### Exercise task
Quote all of the data that follows exactly as written, skipping the images.
===== Dataset records
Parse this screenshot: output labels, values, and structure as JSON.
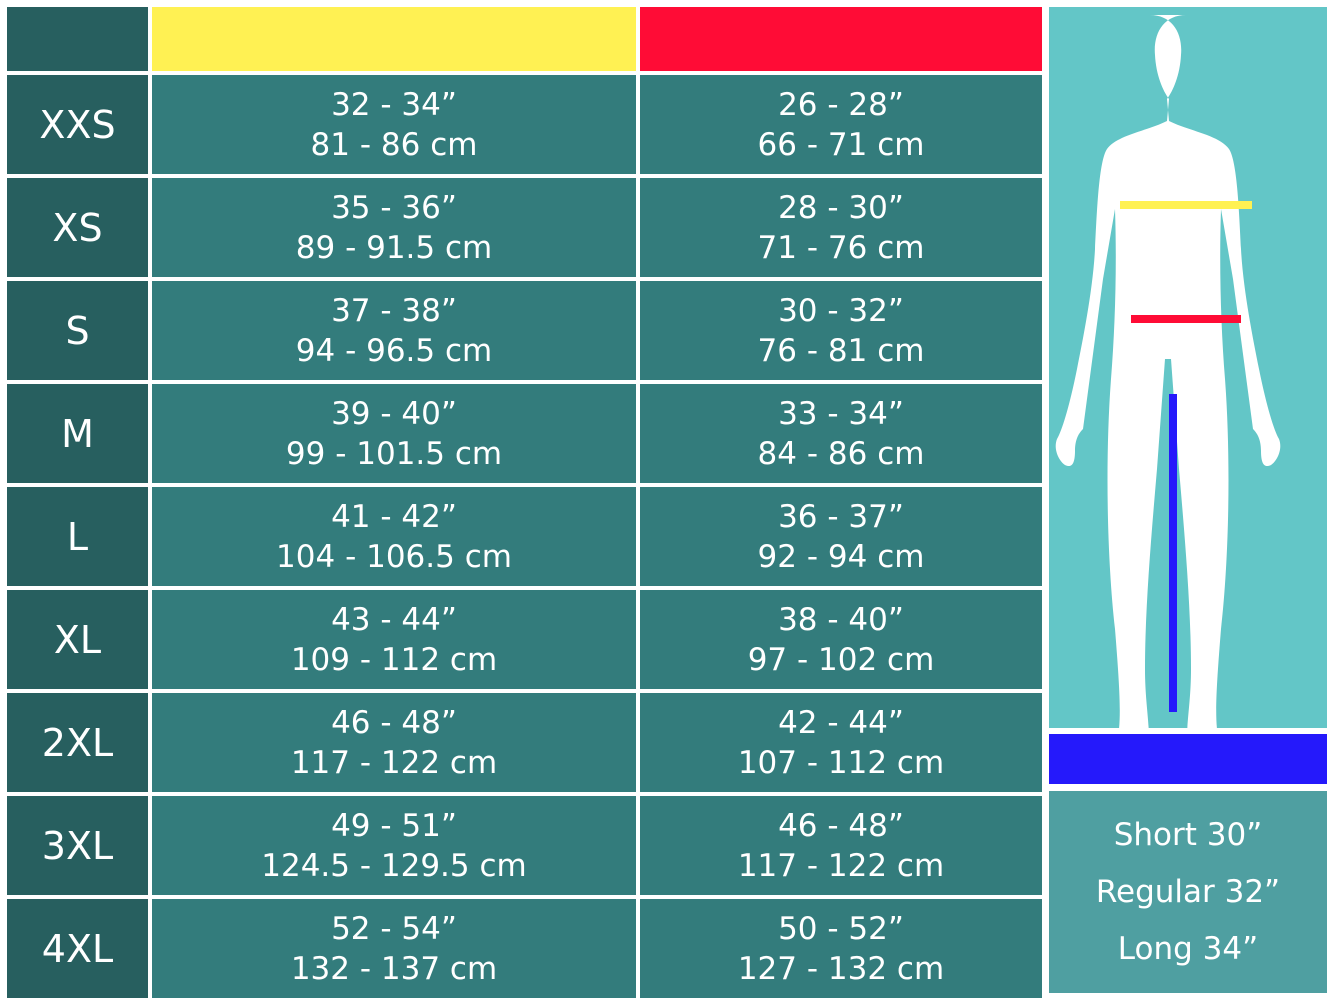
{
  "colors": {
    "chest": "#fff153",
    "waist": "#ff0c36",
    "inseam": "#2519fb",
    "panel": "#63c6c7",
    "cell": "#337c7c",
    "size_cell": "#275f5f"
  },
  "rows": [
    {
      "size": "XXS",
      "chest_in": "32 - 34”",
      "chest_cm": "81 - 86 cm",
      "waist_in": "26 - 28”",
      "waist_cm": "66 - 71 cm"
    },
    {
      "size": "XS",
      "chest_in": "35 - 36”",
      "chest_cm": "89 - 91.5 cm",
      "waist_in": "28 - 30”",
      "waist_cm": "71 - 76 cm"
    },
    {
      "size": "S",
      "chest_in": "37 - 38”",
      "chest_cm": "94 - 96.5 cm",
      "waist_in": "30 - 32”",
      "waist_cm": "76 - 81 cm"
    },
    {
      "size": "M",
      "chest_in": "39 - 40”",
      "chest_cm": "99 - 101.5 cm",
      "waist_in": "33 - 34”",
      "waist_cm": "84 - 86 cm"
    },
    {
      "size": "L",
      "chest_in": "41 - 42”",
      "chest_cm": "104 - 106.5 cm",
      "waist_in": "36 - 37”",
      "waist_cm": "92 - 94 cm"
    },
    {
      "size": "XL",
      "chest_in": "43 - 44”",
      "chest_cm": "109 - 112 cm",
      "waist_in": "38 - 40”",
      "waist_cm": "97 - 102 cm"
    },
    {
      "size": "2XL",
      "chest_in": "46 - 48”",
      "chest_cm": "117 - 122 cm",
      "waist_in": "42 - 44”",
      "waist_cm": "107 - 112 cm"
    },
    {
      "size": "3XL",
      "chest_in": "49 - 51”",
      "chest_cm": "124.5 - 129.5 cm",
      "waist_in": "46 - 48”",
      "waist_cm": "117 - 122 cm"
    },
    {
      "size": "4XL",
      "chest_in": "52 - 54”",
      "chest_cm": "132 - 137 cm",
      "waist_in": "50 - 52”",
      "waist_cm": "127 - 132 cm"
    }
  ],
  "leg_lengths": [
    "Short 30”",
    "Regular 32”",
    "Long 34”"
  ]
}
==========
### Completed exercise
Parse this screenshot: output labels, values, and structure as JSON.
{
  "colors": {
    "chest": "#fff153",
    "waist": "#ff0c36",
    "inseam": "#2519fb",
    "panel": "#63c6c7",
    "cell": "#337c7c",
    "size_cell": "#275f5f"
  },
  "rows": [
    {
      "size": "XXS",
      "chest_in": "32 - 34”",
      "chest_cm": "81 - 86 cm",
      "waist_in": "26 - 28”",
      "waist_cm": "66 - 71 cm"
    },
    {
      "size": "XS",
      "chest_in": "35 - 36”",
      "chest_cm": "89 - 91.5 cm",
      "waist_in": "28 - 30”",
      "waist_cm": "71 - 76 cm"
    },
    {
      "size": "S",
      "chest_in": "37 - 38”",
      "chest_cm": "94 - 96.5 cm",
      "waist_in": "30 - 32”",
      "waist_cm": "76 - 81 cm"
    },
    {
      "size": "M",
      "chest_in": "39 - 40”",
      "chest_cm": "99 - 101.5 cm",
      "waist_in": "33 - 34”",
      "waist_cm": "84 - 86 cm"
    },
    {
      "size": "L",
      "chest_in": "41 - 42”",
      "chest_cm": "104 - 106.5 cm",
      "waist_in": "36 - 37”",
      "waist_cm": "92 - 94 cm"
    },
    {
      "size": "XL",
      "chest_in": "43 - 44”",
      "chest_cm": "109 - 112 cm",
      "waist_in": "38 - 40”",
      "waist_cm": "97 - 102 cm"
    },
    {
      "size": "2XL",
      "chest_in": "46 - 48”",
      "chest_cm": "117 - 122 cm",
      "waist_in": "42 - 44”",
      "waist_cm": "107 - 112 cm"
    },
    {
      "size": "3XL",
      "chest_in": "49 - 51”",
      "chest_cm": "124.5 - 129.5 cm",
      "waist_in": "46 - 48”",
      "waist_cm": "117 - 122 cm"
    },
    {
      "size": "4XL",
      "chest_in": "52 - 54”",
      "chest_cm": "132 - 137 cm",
      "waist_in": "50 - 52”",
      "waist_cm": "127 - 132 cm"
    }
  ],
  "leg_lengths": [
    "Short 30”",
    "Regular 32”",
    "Long 34”"
  ]
}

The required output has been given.